__原文段落__:
▬▬▬▬▬▬

My Notes

Created: 2026-03-06 07:53:04

Updated: 2026-03-06 07:53:04

12.1 The Method of Types

AEP是我们可以关注于一小部分典型序列，类型方法使我们可以考虑具有相同经验分布(empirical distribution)的序列。在该限制下，我们可以推出特定经验分布中序列个数的bounds，以及这个集合中每个序列的概率。

序列 $x_{1},\dots,x_{n}$ 的类型 $P_{\mathbf{x}}$ 是 $\mathscr{H}$ 中每个符号在序列 $\mathbf{x}$ 出现的相对比例： $P_{\mathbf{x}}(a) = \frac{N(a\mid \mathbf{x})}{n}, \forall a\in \mathscr{H}$ ,其中 $N(a\mid \mathbf{x})$ 是符号a出现在 $\mathbf{x}\in\mathscr{H}^n$ 中的个数。

定义 $\mathscr{P}_{n}$ 是分母为n的所有类型集合。

▬▬▬▬▬▬

请把上文类型方法笔记中从“Created: 2026-03-06 07:53:04”到“及这个集合中每个序列的概率。”的这一段一字不改地重复一遍。

▬▬▬▬▬▬

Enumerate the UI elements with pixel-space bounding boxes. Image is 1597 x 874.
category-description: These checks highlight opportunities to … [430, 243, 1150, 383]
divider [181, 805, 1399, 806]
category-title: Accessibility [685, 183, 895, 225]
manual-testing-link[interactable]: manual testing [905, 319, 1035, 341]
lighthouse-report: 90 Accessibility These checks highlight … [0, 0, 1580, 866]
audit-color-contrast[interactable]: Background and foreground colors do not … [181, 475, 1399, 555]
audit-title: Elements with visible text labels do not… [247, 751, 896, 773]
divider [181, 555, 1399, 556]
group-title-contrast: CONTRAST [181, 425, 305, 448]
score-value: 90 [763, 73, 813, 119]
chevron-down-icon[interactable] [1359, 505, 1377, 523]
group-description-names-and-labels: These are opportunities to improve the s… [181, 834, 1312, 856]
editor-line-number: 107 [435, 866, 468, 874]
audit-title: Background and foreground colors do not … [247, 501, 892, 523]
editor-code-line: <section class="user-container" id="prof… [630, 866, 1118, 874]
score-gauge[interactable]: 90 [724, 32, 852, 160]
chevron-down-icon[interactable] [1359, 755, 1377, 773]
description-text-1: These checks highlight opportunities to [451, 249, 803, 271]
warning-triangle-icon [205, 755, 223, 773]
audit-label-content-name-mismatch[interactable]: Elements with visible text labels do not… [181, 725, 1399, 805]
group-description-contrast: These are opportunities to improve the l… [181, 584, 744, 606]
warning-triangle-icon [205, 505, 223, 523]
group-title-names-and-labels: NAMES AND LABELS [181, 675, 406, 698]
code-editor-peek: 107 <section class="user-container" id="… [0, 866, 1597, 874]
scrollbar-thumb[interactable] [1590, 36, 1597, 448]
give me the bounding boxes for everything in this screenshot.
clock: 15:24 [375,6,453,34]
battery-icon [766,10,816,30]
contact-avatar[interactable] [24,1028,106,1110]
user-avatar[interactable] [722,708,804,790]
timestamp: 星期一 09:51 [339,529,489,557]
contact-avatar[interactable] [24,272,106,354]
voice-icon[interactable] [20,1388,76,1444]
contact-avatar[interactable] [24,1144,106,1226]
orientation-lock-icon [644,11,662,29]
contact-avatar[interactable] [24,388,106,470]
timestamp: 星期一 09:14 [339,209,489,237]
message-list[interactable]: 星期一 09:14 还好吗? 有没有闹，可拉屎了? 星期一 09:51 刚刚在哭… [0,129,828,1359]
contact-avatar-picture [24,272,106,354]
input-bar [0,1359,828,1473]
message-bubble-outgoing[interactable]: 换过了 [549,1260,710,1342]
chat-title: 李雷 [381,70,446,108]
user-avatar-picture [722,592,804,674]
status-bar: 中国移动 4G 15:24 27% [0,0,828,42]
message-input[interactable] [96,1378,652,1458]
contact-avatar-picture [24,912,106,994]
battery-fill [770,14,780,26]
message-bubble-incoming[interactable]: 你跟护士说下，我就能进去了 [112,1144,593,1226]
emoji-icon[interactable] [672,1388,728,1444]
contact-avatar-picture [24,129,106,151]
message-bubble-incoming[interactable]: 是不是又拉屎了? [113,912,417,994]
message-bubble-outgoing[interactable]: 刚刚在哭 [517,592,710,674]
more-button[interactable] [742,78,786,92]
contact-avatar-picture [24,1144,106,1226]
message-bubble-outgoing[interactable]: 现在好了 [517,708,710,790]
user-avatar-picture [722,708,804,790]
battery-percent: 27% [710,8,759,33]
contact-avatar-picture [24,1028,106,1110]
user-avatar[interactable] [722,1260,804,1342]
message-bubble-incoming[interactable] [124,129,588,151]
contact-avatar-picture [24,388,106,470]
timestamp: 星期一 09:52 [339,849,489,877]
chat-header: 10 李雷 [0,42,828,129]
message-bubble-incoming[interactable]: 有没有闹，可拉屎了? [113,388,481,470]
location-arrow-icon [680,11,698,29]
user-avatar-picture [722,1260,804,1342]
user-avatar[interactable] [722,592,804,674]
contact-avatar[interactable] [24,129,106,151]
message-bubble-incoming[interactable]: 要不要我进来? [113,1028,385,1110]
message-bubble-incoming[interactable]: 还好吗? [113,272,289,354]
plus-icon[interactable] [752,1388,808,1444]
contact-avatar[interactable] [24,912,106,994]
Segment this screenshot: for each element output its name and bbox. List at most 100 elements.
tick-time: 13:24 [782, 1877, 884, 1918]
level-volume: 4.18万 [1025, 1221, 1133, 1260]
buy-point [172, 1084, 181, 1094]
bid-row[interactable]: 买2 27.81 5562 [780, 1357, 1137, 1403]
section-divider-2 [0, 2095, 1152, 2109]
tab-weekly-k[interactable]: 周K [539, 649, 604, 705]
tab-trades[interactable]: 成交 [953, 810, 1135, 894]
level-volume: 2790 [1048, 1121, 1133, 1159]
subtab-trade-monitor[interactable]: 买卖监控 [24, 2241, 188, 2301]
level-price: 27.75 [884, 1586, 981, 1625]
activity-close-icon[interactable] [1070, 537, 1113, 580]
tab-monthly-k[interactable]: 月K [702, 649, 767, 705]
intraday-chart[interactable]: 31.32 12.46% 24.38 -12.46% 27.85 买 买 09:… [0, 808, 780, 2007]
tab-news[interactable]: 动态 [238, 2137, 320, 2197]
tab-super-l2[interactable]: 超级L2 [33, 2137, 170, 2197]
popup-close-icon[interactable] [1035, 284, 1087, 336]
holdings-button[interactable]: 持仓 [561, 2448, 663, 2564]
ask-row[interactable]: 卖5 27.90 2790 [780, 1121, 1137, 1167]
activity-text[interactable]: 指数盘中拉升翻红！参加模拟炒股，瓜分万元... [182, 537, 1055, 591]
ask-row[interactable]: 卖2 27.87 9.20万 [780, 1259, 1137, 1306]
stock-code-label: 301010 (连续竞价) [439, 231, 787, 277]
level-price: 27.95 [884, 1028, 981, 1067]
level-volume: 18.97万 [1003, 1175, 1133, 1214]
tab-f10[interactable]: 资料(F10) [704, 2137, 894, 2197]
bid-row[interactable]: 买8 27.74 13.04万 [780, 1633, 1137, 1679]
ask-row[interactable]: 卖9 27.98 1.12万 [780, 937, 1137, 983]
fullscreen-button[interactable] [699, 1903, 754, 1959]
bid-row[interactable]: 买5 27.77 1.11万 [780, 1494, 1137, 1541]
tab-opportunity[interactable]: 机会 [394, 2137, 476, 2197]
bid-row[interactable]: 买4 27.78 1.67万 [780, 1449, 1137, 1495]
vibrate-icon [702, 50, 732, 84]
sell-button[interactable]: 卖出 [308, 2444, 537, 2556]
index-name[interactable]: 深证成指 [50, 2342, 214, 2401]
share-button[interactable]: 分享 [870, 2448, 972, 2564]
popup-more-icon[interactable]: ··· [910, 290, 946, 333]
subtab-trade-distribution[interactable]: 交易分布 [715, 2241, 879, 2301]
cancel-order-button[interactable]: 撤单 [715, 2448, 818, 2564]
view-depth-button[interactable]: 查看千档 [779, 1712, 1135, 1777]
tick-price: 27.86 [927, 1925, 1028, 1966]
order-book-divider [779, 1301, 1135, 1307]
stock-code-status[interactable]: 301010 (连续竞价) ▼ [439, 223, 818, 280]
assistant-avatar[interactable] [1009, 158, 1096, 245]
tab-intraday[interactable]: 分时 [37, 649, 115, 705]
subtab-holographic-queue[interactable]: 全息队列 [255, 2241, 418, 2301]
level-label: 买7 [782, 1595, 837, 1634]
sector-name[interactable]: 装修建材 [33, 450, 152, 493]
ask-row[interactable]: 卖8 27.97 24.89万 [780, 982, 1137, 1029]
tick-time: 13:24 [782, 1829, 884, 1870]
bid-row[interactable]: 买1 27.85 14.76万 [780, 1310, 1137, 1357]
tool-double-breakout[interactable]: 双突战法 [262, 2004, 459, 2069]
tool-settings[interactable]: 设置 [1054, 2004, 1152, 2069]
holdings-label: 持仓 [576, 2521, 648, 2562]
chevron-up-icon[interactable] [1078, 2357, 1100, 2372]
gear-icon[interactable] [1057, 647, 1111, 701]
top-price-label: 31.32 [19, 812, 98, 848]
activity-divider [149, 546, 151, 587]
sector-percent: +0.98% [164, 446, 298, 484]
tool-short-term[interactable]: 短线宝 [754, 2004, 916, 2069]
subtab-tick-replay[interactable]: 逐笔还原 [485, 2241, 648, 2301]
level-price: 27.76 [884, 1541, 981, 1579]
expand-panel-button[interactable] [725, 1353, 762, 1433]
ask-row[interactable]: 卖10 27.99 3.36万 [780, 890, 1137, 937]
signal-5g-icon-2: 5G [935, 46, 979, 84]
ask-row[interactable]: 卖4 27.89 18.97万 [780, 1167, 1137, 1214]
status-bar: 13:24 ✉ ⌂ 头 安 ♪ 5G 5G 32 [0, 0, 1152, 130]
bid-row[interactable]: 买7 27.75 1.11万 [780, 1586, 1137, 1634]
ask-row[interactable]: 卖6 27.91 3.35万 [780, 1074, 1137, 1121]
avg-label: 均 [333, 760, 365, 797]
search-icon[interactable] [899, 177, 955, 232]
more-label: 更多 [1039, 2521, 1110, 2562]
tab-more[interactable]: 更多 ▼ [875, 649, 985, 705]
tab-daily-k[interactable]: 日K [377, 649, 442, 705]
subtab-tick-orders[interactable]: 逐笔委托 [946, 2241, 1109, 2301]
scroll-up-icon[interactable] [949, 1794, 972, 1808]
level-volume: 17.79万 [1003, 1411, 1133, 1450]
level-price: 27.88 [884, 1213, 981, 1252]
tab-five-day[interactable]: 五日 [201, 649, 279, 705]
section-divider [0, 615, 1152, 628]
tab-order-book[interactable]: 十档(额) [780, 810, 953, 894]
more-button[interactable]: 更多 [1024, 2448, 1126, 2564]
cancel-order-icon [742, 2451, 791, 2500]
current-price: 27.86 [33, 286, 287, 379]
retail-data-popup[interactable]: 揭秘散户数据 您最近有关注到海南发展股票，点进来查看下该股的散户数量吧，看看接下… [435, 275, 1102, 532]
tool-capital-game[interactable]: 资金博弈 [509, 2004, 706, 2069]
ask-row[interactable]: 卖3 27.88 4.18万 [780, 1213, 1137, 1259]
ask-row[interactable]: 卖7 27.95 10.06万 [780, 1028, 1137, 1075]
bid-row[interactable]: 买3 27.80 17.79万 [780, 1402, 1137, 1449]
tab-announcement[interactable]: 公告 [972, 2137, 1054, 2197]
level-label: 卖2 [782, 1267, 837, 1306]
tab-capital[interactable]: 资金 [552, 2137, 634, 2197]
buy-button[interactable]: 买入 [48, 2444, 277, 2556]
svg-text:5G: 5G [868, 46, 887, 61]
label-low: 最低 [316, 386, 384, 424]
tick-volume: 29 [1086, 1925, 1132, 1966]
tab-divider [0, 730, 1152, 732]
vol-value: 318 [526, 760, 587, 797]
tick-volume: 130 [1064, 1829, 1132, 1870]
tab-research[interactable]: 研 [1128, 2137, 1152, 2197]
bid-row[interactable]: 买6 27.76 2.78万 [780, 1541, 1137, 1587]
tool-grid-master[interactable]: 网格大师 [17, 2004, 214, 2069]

▬▬▬▬▬▬

__任务答复__:
Created: 2026-03-06 07:53:04

Updated: 2026-03-06 07:53:04

12.1 The Method of Types

AEP是我们可以关注于一小部分典型序列，类型方法使我们可以考虑具有相同经验分布(empirical distribution)的序列。在该限制下，我们可以推出特定经验分布中序列个数的bounds，以及这个集合中每个序列的概率。